-- What you will do --
Keep the pictures out of the copy and print all the entries below exactly.

Records that describe figures
════════════════

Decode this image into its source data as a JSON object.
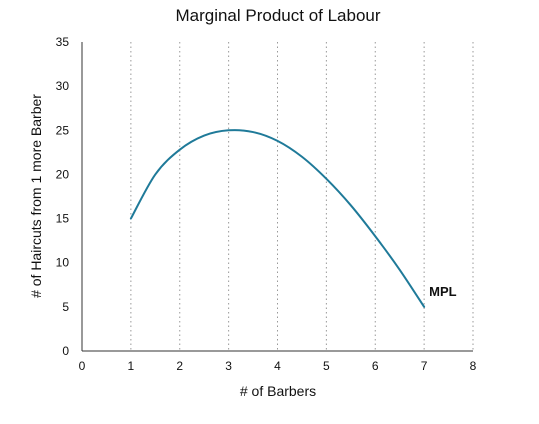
{
  "chart_data": {
    "type": "line",
    "title": "Marginal Product of Labour",
    "xlabel": "# of Barbers",
    "ylabel": "# of Haircuts from 1 more Barber",
    "xlim": [
      0,
      8
    ],
    "ylim": [
      0,
      35
    ],
    "xticks": [
      0,
      1,
      2,
      3,
      4,
      5,
      6,
      7,
      8
    ],
    "yticks": [
      0,
      5,
      10,
      15,
      20,
      25,
      30,
      35
    ],
    "grid": {
      "x": "dotted",
      "y": "none"
    },
    "legend": "none",
    "series": [
      {
        "name": "MPL",
        "color": "#1f7a99",
        "x": [
          1,
          1.5,
          2,
          2.5,
          3,
          3.5,
          4,
          4.5,
          5,
          5.5,
          6,
          6.5,
          7
        ],
        "y": [
          15,
          20,
          22.8,
          24.4,
          25,
          24.8,
          23.8,
          22,
          19.5,
          16.5,
          13,
          9.2,
          5
        ]
      }
    ]
  }
}
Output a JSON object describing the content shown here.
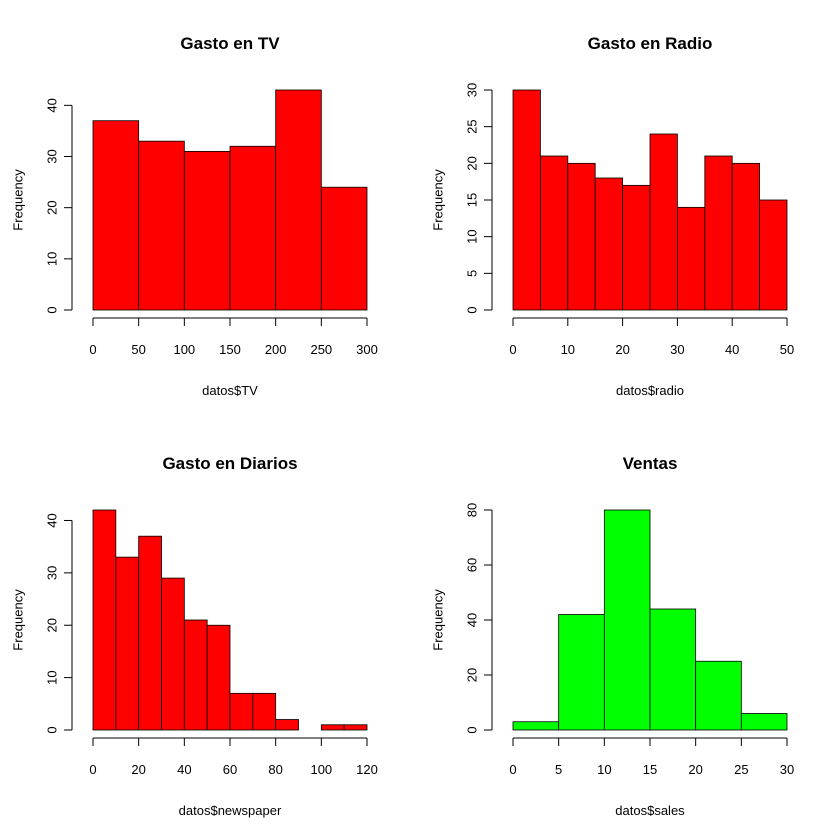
{
  "chart_data": [
    {
      "type": "bar",
      "title": "Gasto en TV",
      "xlabel": "datos$TV",
      "ylabel": "Frequency",
      "color": "#ff0000",
      "bins": [
        [
          0,
          50
        ],
        [
          50,
          100
        ],
        [
          100,
          150
        ],
        [
          150,
          200
        ],
        [
          200,
          250
        ],
        [
          250,
          300
        ]
      ],
      "values": [
        37,
        33,
        31,
        32,
        43,
        24
      ],
      "xlim": [
        0,
        300
      ],
      "xticks": [
        0,
        50,
        100,
        150,
        200,
        250,
        300
      ],
      "ylim": [
        0,
        43
      ],
      "yticks": [
        0,
        10,
        20,
        30,
        40
      ],
      "grid": false
    },
    {
      "type": "bar",
      "title": "Gasto en Radio",
      "xlabel": "datos$radio",
      "ylabel": "Frequency",
      "color": "#ff0000",
      "bins": [
        [
          0,
          5
        ],
        [
          5,
          10
        ],
        [
          10,
          15
        ],
        [
          15,
          20
        ],
        [
          20,
          25
        ],
        [
          25,
          30
        ],
        [
          30,
          35
        ],
        [
          35,
          40
        ],
        [
          40,
          45
        ],
        [
          45,
          50
        ]
      ],
      "values": [
        30,
        21,
        20,
        18,
        17,
        24,
        14,
        21,
        20,
        15
      ],
      "xlim": [
        0,
        50
      ],
      "xticks": [
        0,
        10,
        20,
        30,
        40,
        50
      ],
      "ylim": [
        0,
        30
      ],
      "yticks": [
        0,
        5,
        10,
        15,
        20,
        25,
        30
      ],
      "grid": false
    },
    {
      "type": "bar",
      "title": "Gasto en Diarios",
      "xlabel": "datos$newspaper",
      "ylabel": "Frequency",
      "color": "#ff0000",
      "bins": [
        [
          0,
          10
        ],
        [
          10,
          20
        ],
        [
          20,
          30
        ],
        [
          30,
          40
        ],
        [
          40,
          50
        ],
        [
          50,
          60
        ],
        [
          60,
          70
        ],
        [
          70,
          80
        ],
        [
          80,
          90
        ],
        [
          90,
          100
        ],
        [
          100,
          110
        ],
        [
          110,
          120
        ]
      ],
      "values": [
        42,
        33,
        37,
        29,
        21,
        20,
        7,
        7,
        2,
        0,
        1,
        1
      ],
      "xlim": [
        0,
        120
      ],
      "xticks": [
        0,
        20,
        40,
        60,
        80,
        100,
        120
      ],
      "ylim": [
        0,
        42
      ],
      "yticks": [
        0,
        10,
        20,
        30,
        40
      ],
      "grid": false
    },
    {
      "type": "bar",
      "title": "Ventas",
      "xlabel": "datos$sales",
      "ylabel": "Frequency",
      "color": "#00ff00",
      "bins": [
        [
          0,
          5
        ],
        [
          5,
          10
        ],
        [
          10,
          15
        ],
        [
          15,
          20
        ],
        [
          20,
          25
        ],
        [
          25,
          30
        ]
      ],
      "values": [
        3,
        42,
        80,
        44,
        25,
        6
      ],
      "xlim": [
        0,
        30
      ],
      "xticks": [
        0,
        5,
        10,
        15,
        20,
        25,
        30
      ],
      "ylim": [
        0,
        80
      ],
      "yticks": [
        0,
        20,
        40,
        60,
        80
      ],
      "grid": false
    }
  ]
}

════════════════

-- In response --
Decode this image into its source data as a JSON object.
{
  "chart_data": {
    "type": "line",
    "title": "Marginal Product of Labour",
    "xlabel": "# of Barbers",
    "ylabel": "# of Haircuts from 1 more Barber",
    "xlim": [
      0,
      8
    ],
    "ylim": [
      0,
      35
    ],
    "xticks": [
      0,
      1,
      2,
      3,
      4,
      5,
      6,
      7,
      8
    ],
    "yticks": [
      0,
      5,
      10,
      15,
      20,
      25,
      30,
      35
    ],
    "grid": {
      "x": "dotted",
      "y": "none"
    },
    "legend": "none",
    "series": [
      {
        "name": "MPL",
        "color": "#1f7a99",
        "x": [
          1,
          1.5,
          2,
          2.5,
          3,
          3.5,
          4,
          4.5,
          5,
          5.5,
          6,
          6.5,
          7
        ],
        "y": [
          15,
          20,
          22.8,
          24.4,
          25,
          24.8,
          23.8,
          22,
          19.5,
          16.5,
          13,
          9.2,
          5
        ]
      }
    ]
  }
}
Output a JSON object describing the content shown here.
{
  "chart_data": [
    {
      "type": "bar",
      "title": "Gasto en TV",
      "xlabel": "datos$TV",
      "ylabel": "Frequency",
      "color": "#ff0000",
      "bins": [
        [
          0,
          50
        ],
        [
          50,
          100
        ],
        [
          100,
          150
        ],
        [
          150,
          200
        ],
        [
          200,
          250
        ],
        [
          250,
          300
        ]
      ],
      "values": [
        37,
        33,
        31,
        32,
        43,
        24
      ],
      "xlim": [
        0,
        300
      ],
      "xticks": [
        0,
        50,
        100,
        150,
        200,
        250,
        300
      ],
      "ylim": [
        0,
        43
      ],
      "yticks": [
        0,
        10,
        20,
        30,
        40
      ],
      "grid": false
    },
    {
      "type": "bar",
      "title": "Gasto en Radio",
      "xlabel": "datos$radio",
      "ylabel": "Frequency",
      "color": "#ff0000",
      "bins": [
        [
          0,
          5
        ],
        [
          5,
          10
        ],
        [
          10,
          15
        ],
        [
          15,
          20
        ],
        [
          20,
          25
        ],
        [
          25,
          30
        ],
        [
          30,
          35
        ],
        [
          35,
          40
        ],
        [
          40,
          45
        ],
        [
          45,
          50
        ]
      ],
      "values": [
        30,
        21,
        20,
        18,
        17,
        24,
        14,
        21,
        20,
        15
      ],
      "xlim": [
        0,
        50
      ],
      "xticks": [
        0,
        10,
        20,
        30,
        40,
        50
      ],
      "ylim": [
        0,
        30
      ],
      "yticks": [
        0,
        5,
        10,
        15,
        20,
        25,
        30
      ],
      "grid": false
    },
    {
      "type": "bar",
      "title": "Gasto en Diarios",
      "xlabel": "datos$newspaper",
      "ylabel": "Frequency",
      "color": "#ff0000",
      "bins": [
        [
          0,
          10
        ],
        [
          10,
          20
        ],
        [
          20,
          30
        ],
        [
          30,
          40
        ],
        [
          40,
          50
        ],
        [
          50,
          60
        ],
        [
          60,
          70
        ],
        [
          70,
          80
        ],
        [
          80,
          90
        ],
        [
          90,
          100
        ],
        [
          100,
          110
        ],
        [
          110,
          120
        ]
      ],
      "values": [
        42,
        33,
        37,
        29,
        21,
        20,
        7,
        7,
        2,
        0,
        1,
        1
      ],
      "xlim": [
        0,
        120
      ],
      "xticks": [
        0,
        20,
        40,
        60,
        80,
        100,
        120
      ],
      "ylim": [
        0,
        42
      ],
      "yticks": [
        0,
        10,
        20,
        30,
        40
      ],
      "grid": false
    },
    {
      "type": "bar",
      "title": "Ventas",
      "xlabel": "datos$sales",
      "ylabel": "Frequency",
      "color": "#00ff00",
      "bins": [
        [
          0,
          5
        ],
        [
          5,
          10
        ],
        [
          10,
          15
        ],
        [
          15,
          20
        ],
        [
          20,
          25
        ],
        [
          25,
          30
        ]
      ],
      "values": [
        3,
        42,
        80,
        44,
        25,
        6
      ],
      "xlim": [
        0,
        30
      ],
      "xticks": [
        0,
        5,
        10,
        15,
        20,
        25,
        30
      ],
      "ylim": [
        0,
        80
      ],
      "yticks": [
        0,
        20,
        40,
        60,
        80
      ],
      "grid": false
    }
  ]
}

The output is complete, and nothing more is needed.